>> START

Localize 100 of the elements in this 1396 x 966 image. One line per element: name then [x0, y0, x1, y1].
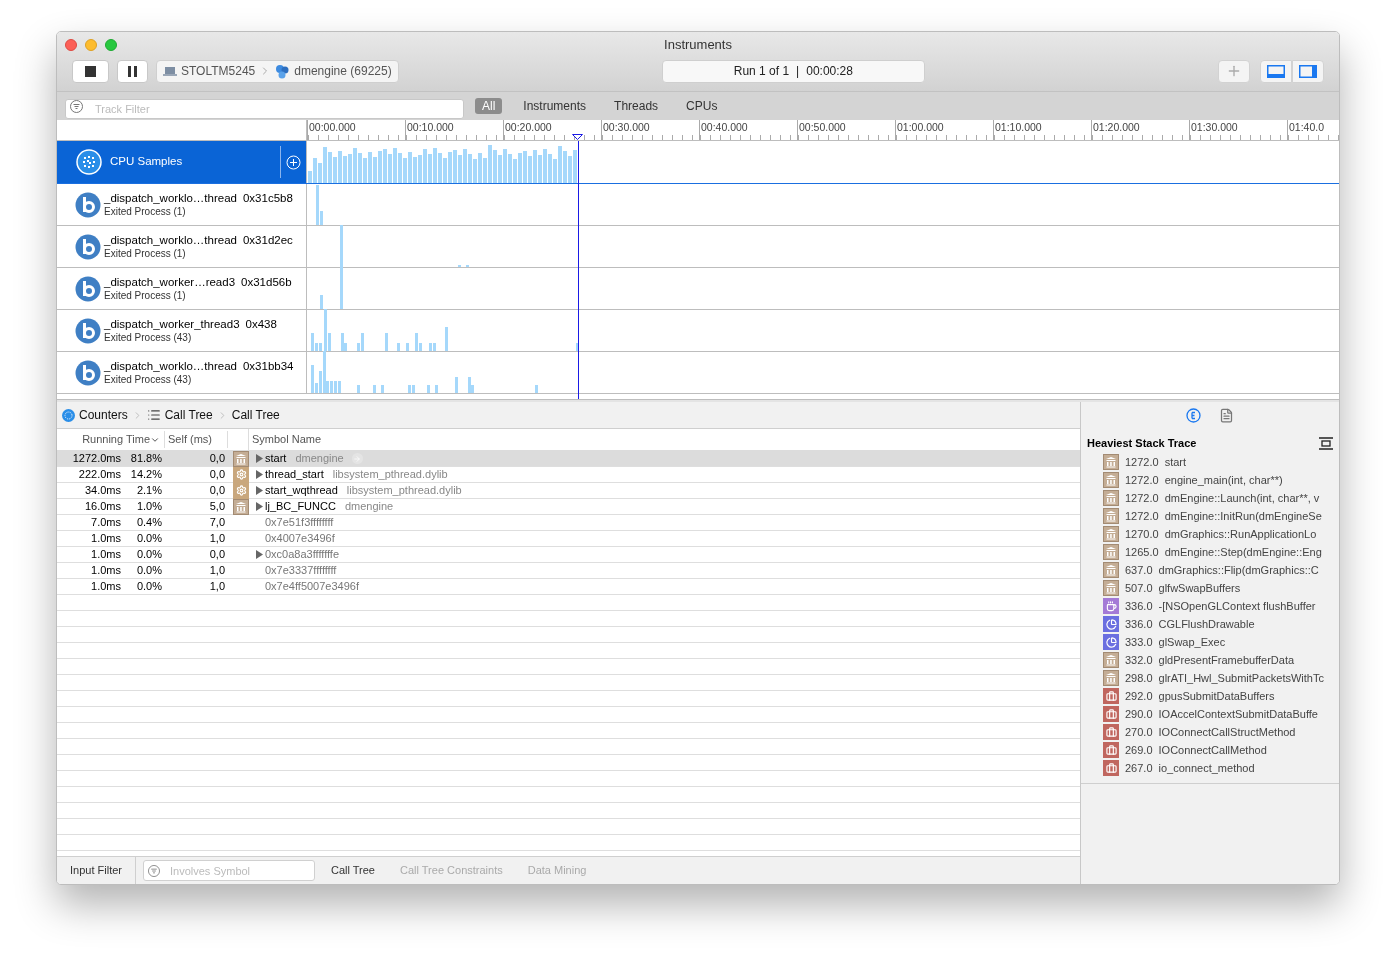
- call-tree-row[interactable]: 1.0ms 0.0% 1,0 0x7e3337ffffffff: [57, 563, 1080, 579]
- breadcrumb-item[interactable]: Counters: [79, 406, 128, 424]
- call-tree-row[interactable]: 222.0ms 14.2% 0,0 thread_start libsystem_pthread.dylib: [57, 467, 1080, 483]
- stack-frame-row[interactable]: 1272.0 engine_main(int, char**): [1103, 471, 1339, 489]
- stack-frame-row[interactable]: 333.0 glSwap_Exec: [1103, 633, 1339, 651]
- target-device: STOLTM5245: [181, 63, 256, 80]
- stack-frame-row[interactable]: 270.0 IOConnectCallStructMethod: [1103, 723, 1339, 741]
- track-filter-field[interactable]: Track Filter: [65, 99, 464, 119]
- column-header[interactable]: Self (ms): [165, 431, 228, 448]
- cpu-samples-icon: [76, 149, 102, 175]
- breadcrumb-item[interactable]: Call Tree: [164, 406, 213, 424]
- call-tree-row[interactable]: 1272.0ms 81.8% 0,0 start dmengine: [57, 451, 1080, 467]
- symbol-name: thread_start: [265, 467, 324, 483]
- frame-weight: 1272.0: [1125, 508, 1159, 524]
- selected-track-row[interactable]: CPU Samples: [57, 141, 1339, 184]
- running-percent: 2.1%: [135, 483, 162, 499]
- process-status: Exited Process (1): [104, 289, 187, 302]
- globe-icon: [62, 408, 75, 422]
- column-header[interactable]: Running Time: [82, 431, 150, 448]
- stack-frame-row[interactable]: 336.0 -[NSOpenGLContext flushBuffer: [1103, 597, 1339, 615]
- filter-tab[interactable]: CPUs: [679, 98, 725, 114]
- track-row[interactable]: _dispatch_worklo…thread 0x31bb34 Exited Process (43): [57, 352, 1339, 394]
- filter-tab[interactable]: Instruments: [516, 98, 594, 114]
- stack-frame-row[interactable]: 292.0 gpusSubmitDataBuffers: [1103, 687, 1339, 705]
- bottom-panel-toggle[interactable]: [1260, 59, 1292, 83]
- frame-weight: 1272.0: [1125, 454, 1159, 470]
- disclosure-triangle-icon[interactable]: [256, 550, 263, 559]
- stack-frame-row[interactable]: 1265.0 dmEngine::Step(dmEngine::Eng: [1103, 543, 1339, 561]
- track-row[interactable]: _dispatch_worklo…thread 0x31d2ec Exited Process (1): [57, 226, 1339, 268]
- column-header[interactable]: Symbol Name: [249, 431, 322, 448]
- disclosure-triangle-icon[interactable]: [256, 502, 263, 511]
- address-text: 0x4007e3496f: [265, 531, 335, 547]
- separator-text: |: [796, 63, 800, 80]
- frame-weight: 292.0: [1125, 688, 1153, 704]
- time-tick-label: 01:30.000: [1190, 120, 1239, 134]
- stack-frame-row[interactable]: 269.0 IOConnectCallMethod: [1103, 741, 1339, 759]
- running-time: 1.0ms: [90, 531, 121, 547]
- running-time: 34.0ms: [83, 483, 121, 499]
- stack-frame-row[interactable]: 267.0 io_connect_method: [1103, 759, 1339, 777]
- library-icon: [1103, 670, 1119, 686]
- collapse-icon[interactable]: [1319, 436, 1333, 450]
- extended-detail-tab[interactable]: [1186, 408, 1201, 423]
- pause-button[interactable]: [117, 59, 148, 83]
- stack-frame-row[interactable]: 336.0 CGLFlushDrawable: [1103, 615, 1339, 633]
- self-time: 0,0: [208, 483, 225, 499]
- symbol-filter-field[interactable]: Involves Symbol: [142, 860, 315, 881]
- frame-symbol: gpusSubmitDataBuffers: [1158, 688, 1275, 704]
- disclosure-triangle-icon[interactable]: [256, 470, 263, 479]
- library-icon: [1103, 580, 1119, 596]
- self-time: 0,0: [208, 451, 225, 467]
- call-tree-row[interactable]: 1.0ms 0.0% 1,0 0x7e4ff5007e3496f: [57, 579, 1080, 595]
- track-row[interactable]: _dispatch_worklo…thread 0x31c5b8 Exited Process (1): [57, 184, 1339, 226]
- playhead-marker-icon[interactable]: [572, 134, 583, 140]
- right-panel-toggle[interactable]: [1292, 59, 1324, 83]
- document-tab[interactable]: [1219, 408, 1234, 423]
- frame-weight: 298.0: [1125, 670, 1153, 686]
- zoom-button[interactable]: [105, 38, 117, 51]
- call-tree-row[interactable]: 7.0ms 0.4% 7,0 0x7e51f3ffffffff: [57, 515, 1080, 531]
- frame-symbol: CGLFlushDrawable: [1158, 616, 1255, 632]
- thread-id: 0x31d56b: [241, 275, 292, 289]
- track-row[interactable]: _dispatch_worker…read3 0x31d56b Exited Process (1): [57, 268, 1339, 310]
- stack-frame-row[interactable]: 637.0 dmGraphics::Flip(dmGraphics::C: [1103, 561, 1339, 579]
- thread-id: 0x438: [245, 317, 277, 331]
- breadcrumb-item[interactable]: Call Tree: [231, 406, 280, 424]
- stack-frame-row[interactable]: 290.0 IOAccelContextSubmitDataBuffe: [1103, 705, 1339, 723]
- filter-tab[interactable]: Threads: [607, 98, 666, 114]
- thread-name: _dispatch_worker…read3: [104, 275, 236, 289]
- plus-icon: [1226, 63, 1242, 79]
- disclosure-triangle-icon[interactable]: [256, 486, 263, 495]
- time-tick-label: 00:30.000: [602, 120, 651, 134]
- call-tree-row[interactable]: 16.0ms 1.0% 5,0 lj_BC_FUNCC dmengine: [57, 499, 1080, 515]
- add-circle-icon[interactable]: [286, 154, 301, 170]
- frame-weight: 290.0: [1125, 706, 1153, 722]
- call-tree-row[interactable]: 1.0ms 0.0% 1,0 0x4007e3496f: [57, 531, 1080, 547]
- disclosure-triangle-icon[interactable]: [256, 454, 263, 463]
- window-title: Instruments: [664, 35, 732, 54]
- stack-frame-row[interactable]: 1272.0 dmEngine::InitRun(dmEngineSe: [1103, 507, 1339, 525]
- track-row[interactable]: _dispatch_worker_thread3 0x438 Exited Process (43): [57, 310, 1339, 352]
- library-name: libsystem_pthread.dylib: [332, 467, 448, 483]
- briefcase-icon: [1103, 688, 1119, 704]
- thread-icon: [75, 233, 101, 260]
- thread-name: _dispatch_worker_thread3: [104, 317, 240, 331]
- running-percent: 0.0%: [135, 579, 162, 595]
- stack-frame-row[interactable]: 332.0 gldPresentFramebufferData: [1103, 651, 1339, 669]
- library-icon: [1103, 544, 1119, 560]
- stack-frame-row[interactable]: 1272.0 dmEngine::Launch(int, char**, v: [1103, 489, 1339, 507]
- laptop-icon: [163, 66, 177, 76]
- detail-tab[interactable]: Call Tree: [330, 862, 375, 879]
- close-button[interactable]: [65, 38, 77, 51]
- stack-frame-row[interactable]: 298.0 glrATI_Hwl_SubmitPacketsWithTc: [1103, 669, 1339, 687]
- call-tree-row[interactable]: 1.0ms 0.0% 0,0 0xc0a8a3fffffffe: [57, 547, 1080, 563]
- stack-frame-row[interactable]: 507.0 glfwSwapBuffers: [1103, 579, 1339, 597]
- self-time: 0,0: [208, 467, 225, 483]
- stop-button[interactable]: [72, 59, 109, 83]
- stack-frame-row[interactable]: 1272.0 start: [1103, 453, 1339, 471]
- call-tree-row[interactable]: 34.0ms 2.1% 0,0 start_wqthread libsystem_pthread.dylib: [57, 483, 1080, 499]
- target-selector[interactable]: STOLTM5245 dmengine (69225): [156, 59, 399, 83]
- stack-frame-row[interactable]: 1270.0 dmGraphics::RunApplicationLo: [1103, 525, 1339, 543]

>> END

§ **GOAL OF THE EXERCISE**: Copy the lines of the material above verbatim, starting at the line with "563, 1080, 579]" and continuing through the line with "- column-header[interactable]: Self", both of those lines included.

§ **EXERCISE ANSWER**:
- call-tree-row[interactable]: 1.0ms 0.0% 1,0 0x7e3337ffffffff: [57, 563, 1080, 579]
- breadcrumb-item[interactable]: Counters: [79, 406, 128, 424]
- call-tree-row[interactable]: 222.0ms 14.2% 0,0 thread_start libsystem_pthread.dylib: [57, 467, 1080, 483]
- stack-frame-row[interactable]: 1272.0 engine_main(int, char**): [1103, 471, 1339, 489]
- stack-frame-row[interactable]: 333.0 glSwap_Exec: [1103, 633, 1339, 651]
- target-device: STOLTM5245: [181, 63, 256, 80]
- stack-frame-row[interactable]: 270.0 IOConnectCallStructMethod: [1103, 723, 1339, 741]
- track-filter-field[interactable]: Track Filter: [65, 99, 464, 119]
- column-header[interactable]: Self (ms): [165, 431, 228, 448]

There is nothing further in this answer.